Selected passage:
============================================================
Bummer Banjo. But these things do happen.

If your DC voltage drops below about 10v, then appliaces like the fridge, furnace, AC, etc.. that need 12v to operate their circuit boards won't operate.

If your converter is actually bad then you could save some cash by installing a new one yourself if you're not scared off by all the wires. It's a simple copy and swap deal though if you buy the identical replacement.

A brand new converter can be had for $197 at bestconverter.com

Maybe given this info you could re-negotiate the installation cost and get it closer to $300-350 for the whole job & parts. This should not take a qualified Tech more than 1 hour, 2 if he's really slow.

Good luck


----------



## CamperAndy (Aug 26, 2004)

Run as fast as you can from that RV stealer. He is looking to pay for his kids college using you to make a couple of his payments.

As Jim said go to Best Converters for a replacement and do it your self. Takes 30 minutes at most and that is taking a beer break to read the instructions.


----------



## Bill H (Nov 25, 2006)

Couldn't he just swap out the Power supply? does anyone stock just the supply? It's better to change just 4 wires that all of them..... Or he could just retrofit a better supply like many others have....

http://www.progressivedyn.com/power_converters.html


----------



## California Jim (Dec 11, 2003)

Bill H said:


> Couldn't he just swap out the Power supply?


Yes. Best Converters.com can supply this too. It's a little more fabrication involved in making the Progressive Dynamics swap though.


----------



## CamperAndy (Aug 26, 2004)

There is nothing wrong with the WFCO. Current designs that are available are more then good enough for the RV service they are used in. The prices you can pay for some of the other supposed "top line" converters will never make back the investment. They are not that much faster or better at charging your batteries.


----------



## Bill H (Nov 25, 2006)

California Jim said:


> Couldn't he just swap out the Power supply?


Yes. Best Converters.com can supply this too. It's a little more fabrication involved in making the Progressive Dynamics swap though.
[/quote]

CJ's the MAN!!

Here ya go......

http://www.bestconverter.com/8955-Main-Boa..._p_116-117.html

5 wires and your done. Just remove the old one and replace with the new one. Are you sure the converter is dead? are all your outlets working. The converter is usually tied in with one of the outlet circuits.


----------



## Banjo (Aug 1, 2005)

Bill H said:


> Couldn't he just swap out the Power supply?


Yes. Best Converters.com can supply this too. It's a little more fabrication involved in making the Progressive Dynamics swap though.
[/quote]

CJ's the MAN!!

Here ya go......
============================================================
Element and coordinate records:
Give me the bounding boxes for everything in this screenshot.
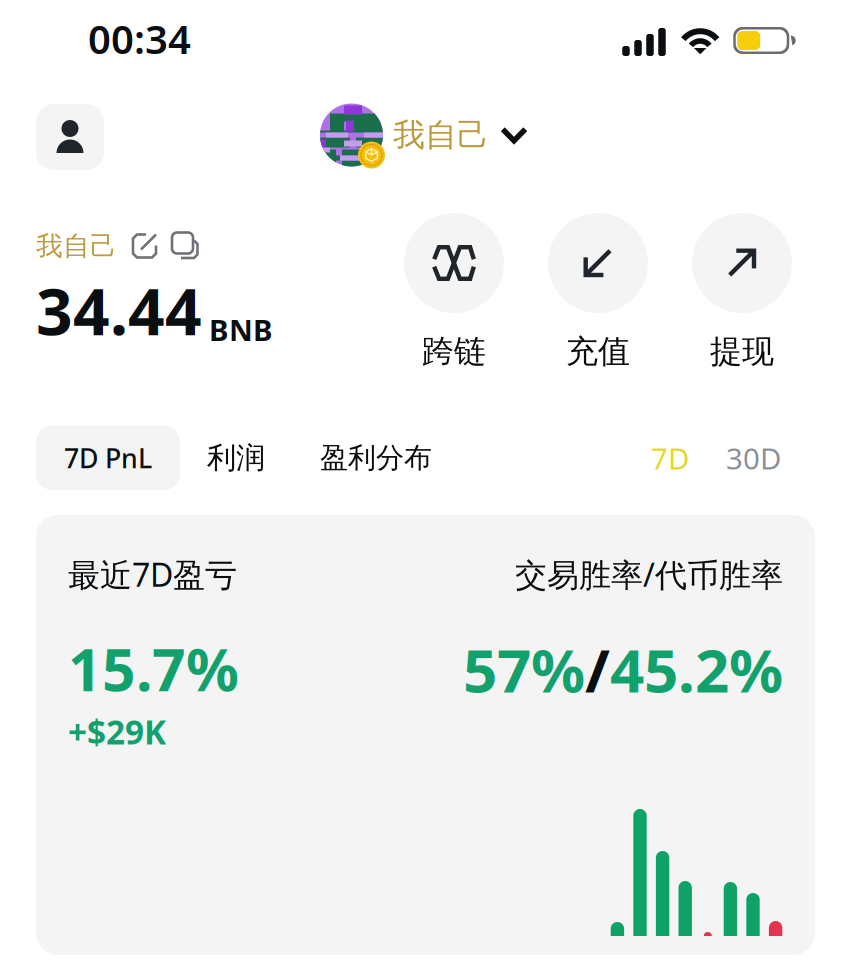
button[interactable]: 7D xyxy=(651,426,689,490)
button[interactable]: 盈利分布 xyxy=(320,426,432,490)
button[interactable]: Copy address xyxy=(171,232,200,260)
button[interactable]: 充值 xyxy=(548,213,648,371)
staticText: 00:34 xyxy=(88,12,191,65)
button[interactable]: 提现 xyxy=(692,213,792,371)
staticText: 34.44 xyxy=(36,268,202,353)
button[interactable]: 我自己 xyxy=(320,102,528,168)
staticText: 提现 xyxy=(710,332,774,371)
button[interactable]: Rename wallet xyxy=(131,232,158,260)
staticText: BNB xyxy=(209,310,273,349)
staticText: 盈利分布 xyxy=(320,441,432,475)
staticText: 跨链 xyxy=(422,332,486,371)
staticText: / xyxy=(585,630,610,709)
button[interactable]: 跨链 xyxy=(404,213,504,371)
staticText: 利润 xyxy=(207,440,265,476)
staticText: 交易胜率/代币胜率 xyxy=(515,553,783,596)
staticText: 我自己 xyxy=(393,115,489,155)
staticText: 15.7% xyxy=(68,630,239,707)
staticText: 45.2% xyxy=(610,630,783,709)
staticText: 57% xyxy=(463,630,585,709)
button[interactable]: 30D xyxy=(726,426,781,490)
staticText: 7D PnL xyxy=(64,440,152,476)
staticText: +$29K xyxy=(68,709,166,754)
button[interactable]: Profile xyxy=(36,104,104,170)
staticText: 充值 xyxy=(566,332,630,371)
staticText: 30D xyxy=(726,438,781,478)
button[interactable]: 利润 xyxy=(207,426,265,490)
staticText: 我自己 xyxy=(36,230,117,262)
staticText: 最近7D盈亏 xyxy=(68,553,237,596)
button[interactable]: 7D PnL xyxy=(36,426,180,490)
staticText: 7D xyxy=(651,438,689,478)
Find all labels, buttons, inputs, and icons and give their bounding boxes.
============================================================
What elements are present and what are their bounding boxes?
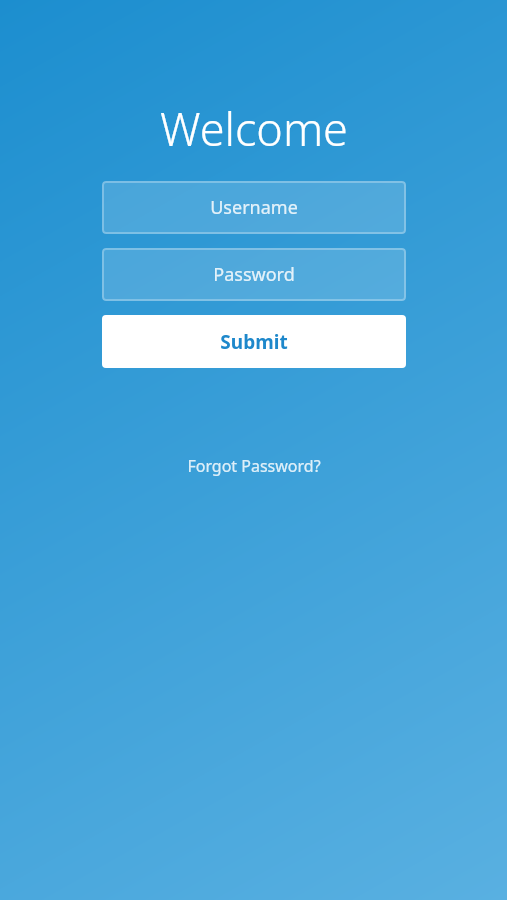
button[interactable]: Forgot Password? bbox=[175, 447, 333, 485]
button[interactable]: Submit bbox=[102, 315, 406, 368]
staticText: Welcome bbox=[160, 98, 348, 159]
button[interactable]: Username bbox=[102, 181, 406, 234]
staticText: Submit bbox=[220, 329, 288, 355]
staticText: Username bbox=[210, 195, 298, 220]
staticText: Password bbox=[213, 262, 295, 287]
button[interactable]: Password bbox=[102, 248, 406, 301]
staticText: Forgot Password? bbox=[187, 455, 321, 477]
============================================================
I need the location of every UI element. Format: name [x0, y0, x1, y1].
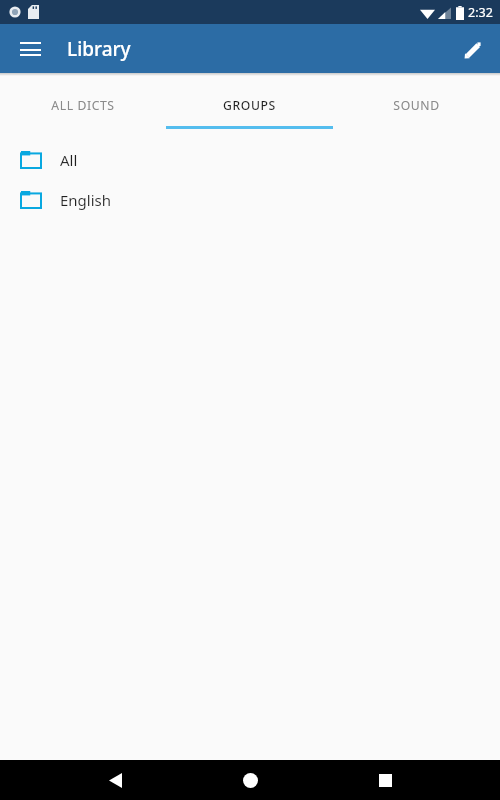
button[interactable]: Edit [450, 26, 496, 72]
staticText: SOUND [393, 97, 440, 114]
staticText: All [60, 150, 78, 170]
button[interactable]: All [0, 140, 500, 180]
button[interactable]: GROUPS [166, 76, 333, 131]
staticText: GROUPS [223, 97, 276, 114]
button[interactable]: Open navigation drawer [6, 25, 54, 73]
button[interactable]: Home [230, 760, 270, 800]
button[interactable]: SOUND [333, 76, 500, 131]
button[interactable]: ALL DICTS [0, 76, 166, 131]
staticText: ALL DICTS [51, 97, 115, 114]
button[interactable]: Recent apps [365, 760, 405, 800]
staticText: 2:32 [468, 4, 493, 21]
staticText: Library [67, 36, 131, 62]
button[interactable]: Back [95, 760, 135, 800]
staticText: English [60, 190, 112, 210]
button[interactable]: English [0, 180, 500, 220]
============================================================
Things to do:
1) Repeat the portion of the RV converter thread starting with "Bummer Banjo. But" and going on through "he's really slow.".
2) According to the RV converter thread, why will appliances such as the fridge, furnace, and AC stop operating if the DC voltage drops below about 10v? Answer in one to three sentences.
3) Answer the following from the RV converter thread:
(a) What price is given for a brand new converter at bestconverter.com?
(b) What is the longest time CamperAndy says the replacement takes?
(c) What is the converter usually tied in with?

The responses:
1)
Bummer Banjo. But these things do happen.

If your DC voltage drops below about 10v, then appliaces like the fridge, furnace, AC, etc.. that need 12v to operate their circuit boards won't operate.

If your converter is actually bad then you could save some cash by installing a new one yourself if you're not scared off by all the wires. It's a simple copy and swap deal though if you buy the identical replacement.

A brand new converter can be had for $197 at bestconverter.com

Maybe given this info you could re-negotiate the installation cost and get it closer to $300-350 for the whole job & parts. This should not take a qualified Tech more than 1 hour, 2 if he's really slow.

2) These appliances need 12v to operate their circuit boards. If the DC voltage falls below about 10v, they will not operate.

3)
(a) $197
(b) 30 minutes, including a beer break to read the instructions
(c) One of the outlet circuits